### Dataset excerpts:
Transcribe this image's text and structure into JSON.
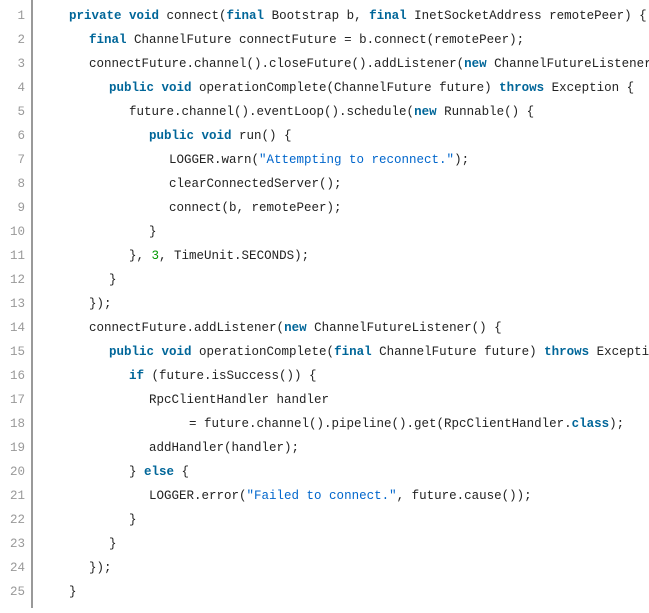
{
  "chart_data": {
    "type": "table",
    "title": "Java code snippet",
    "language": "java",
    "lines": [
      {
        "n": 1,
        "indent": 1,
        "tokens": [
          {
            "t": "private void",
            "c": "kw"
          },
          {
            "t": " connect(",
            "c": "plain"
          },
          {
            "t": "final",
            "c": "kw"
          },
          {
            "t": " Bootstrap b, ",
            "c": "plain"
          },
          {
            "t": "final",
            "c": "kw"
          },
          {
            "t": " InetSocketAddress remotePeer) {",
            "c": "plain"
          }
        ]
      },
      {
        "n": 2,
        "indent": 2,
        "tokens": [
          {
            "t": "final",
            "c": "kw"
          },
          {
            "t": " ChannelFuture connectFuture = b.connect(remotePeer);",
            "c": "plain"
          }
        ]
      },
      {
        "n": 3,
        "indent": 2,
        "tokens": [
          {
            "t": "connectFuture.channel().closeFuture().addListener(",
            "c": "plain"
          },
          {
            "t": "new",
            "c": "kw"
          },
          {
            "t": " ChannelFutureListener() {",
            "c": "plain"
          }
        ]
      },
      {
        "n": 4,
        "indent": 3,
        "tokens": [
          {
            "t": "public void",
            "c": "kw"
          },
          {
            "t": " operationComplete(ChannelFuture future) ",
            "c": "plain"
          },
          {
            "t": "throws",
            "c": "kw"
          },
          {
            "t": " Exception {",
            "c": "plain"
          }
        ]
      },
      {
        "n": 5,
        "indent": 4,
        "tokens": [
          {
            "t": "future.channel().eventLoop().schedule(",
            "c": "plain"
          },
          {
            "t": "new",
            "c": "kw"
          },
          {
            "t": " Runnable() {",
            "c": "plain"
          }
        ]
      },
      {
        "n": 6,
        "indent": 5,
        "tokens": [
          {
            "t": "public void",
            "c": "kw"
          },
          {
            "t": " run() {",
            "c": "plain"
          }
        ]
      },
      {
        "n": 7,
        "indent": 6,
        "tokens": [
          {
            "t": "LOGGER.warn(",
            "c": "plain"
          },
          {
            "t": "\"Attempting to reconnect.\"",
            "c": "str"
          },
          {
            "t": ");",
            "c": "plain"
          }
        ]
      },
      {
        "n": 8,
        "indent": 6,
        "tokens": [
          {
            "t": "clearConnectedServer();",
            "c": "plain"
          }
        ]
      },
      {
        "n": 9,
        "indent": 6,
        "tokens": [
          {
            "t": "connect(b, remotePeer);",
            "c": "plain"
          }
        ]
      },
      {
        "n": 10,
        "indent": 5,
        "tokens": [
          {
            "t": "}",
            "c": "plain"
          }
        ]
      },
      {
        "n": 11,
        "indent": 4,
        "tokens": [
          {
            "t": "}, ",
            "c": "plain"
          },
          {
            "t": "3",
            "c": "num"
          },
          {
            "t": ", TimeUnit.SECONDS);",
            "c": "plain"
          }
        ]
      },
      {
        "n": 12,
        "indent": 3,
        "tokens": [
          {
            "t": "}",
            "c": "plain"
          }
        ]
      },
      {
        "n": 13,
        "indent": 2,
        "tokens": [
          {
            "t": "});",
            "c": "plain"
          }
        ]
      },
      {
        "n": 14,
        "indent": 2,
        "tokens": [
          {
            "t": "connectFuture.addListener(",
            "c": "plain"
          },
          {
            "t": "new",
            "c": "kw"
          },
          {
            "t": " ChannelFutureListener() {",
            "c": "plain"
          }
        ]
      },
      {
        "n": 15,
        "indent": 3,
        "tokens": [
          {
            "t": "public void",
            "c": "kw"
          },
          {
            "t": " operationComplete(",
            "c": "plain"
          },
          {
            "t": "final",
            "c": "kw"
          },
          {
            "t": " ChannelFuture future) ",
            "c": "plain"
          },
          {
            "t": "throws",
            "c": "kw"
          },
          {
            "t": " Exception {",
            "c": "plain"
          }
        ]
      },
      {
        "n": 16,
        "indent": 4,
        "tokens": [
          {
            "t": "if",
            "c": "kw"
          },
          {
            "t": " (future.isSuccess()) {",
            "c": "plain"
          }
        ]
      },
      {
        "n": 17,
        "indent": 5,
        "tokens": [
          {
            "t": "RpcClientHandler handler",
            "c": "plain"
          }
        ]
      },
      {
        "n": 18,
        "indent": 7,
        "tokens": [
          {
            "t": "= future.channel().pipeline().get(RpcClientHandler.",
            "c": "plain"
          },
          {
            "t": "class",
            "c": "kw"
          },
          {
            "t": ");",
            "c": "plain"
          }
        ]
      },
      {
        "n": 19,
        "indent": 5,
        "tokens": [
          {
            "t": "addHandler(handler);",
            "c": "plain"
          }
        ]
      },
      {
        "n": 20,
        "indent": 4,
        "tokens": [
          {
            "t": "} ",
            "c": "plain"
          },
          {
            "t": "else",
            "c": "kw"
          },
          {
            "t": " {",
            "c": "plain"
          }
        ]
      },
      {
        "n": 21,
        "indent": 5,
        "tokens": [
          {
            "t": "LOGGER.error(",
            "c": "plain"
          },
          {
            "t": "\"Failed to connect.\"",
            "c": "str"
          },
          {
            "t": ", future.cause());",
            "c": "plain"
          }
        ]
      },
      {
        "n": 22,
        "indent": 4,
        "tokens": [
          {
            "t": "}",
            "c": "plain"
          }
        ]
      },
      {
        "n": 23,
        "indent": 3,
        "tokens": [
          {
            "t": "}",
            "c": "plain"
          }
        ]
      },
      {
        "n": 24,
        "indent": 2,
        "tokens": [
          {
            "t": "});",
            "c": "plain"
          }
        ]
      },
      {
        "n": 25,
        "indent": 1,
        "tokens": [
          {
            "t": "}",
            "c": "plain"
          }
        ]
      }
    ]
  }
}
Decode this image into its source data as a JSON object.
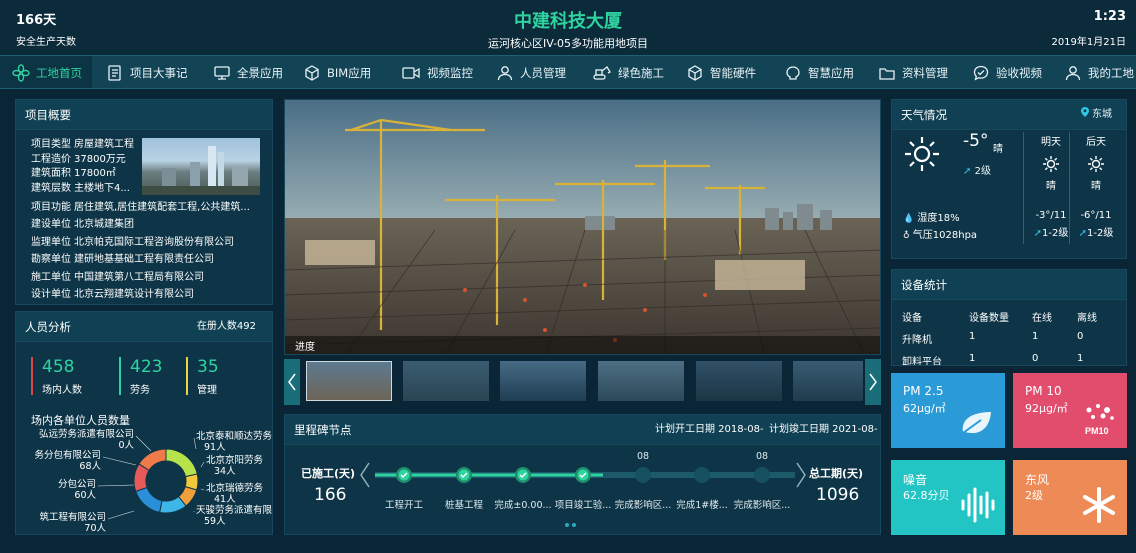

### Required work:
Using the records above, select and copy every line that has the word "addListener".

### The response:
            "t": "connectFuture.channel().closeFuture().addListener(",
            "t": "connectFuture.addListener(",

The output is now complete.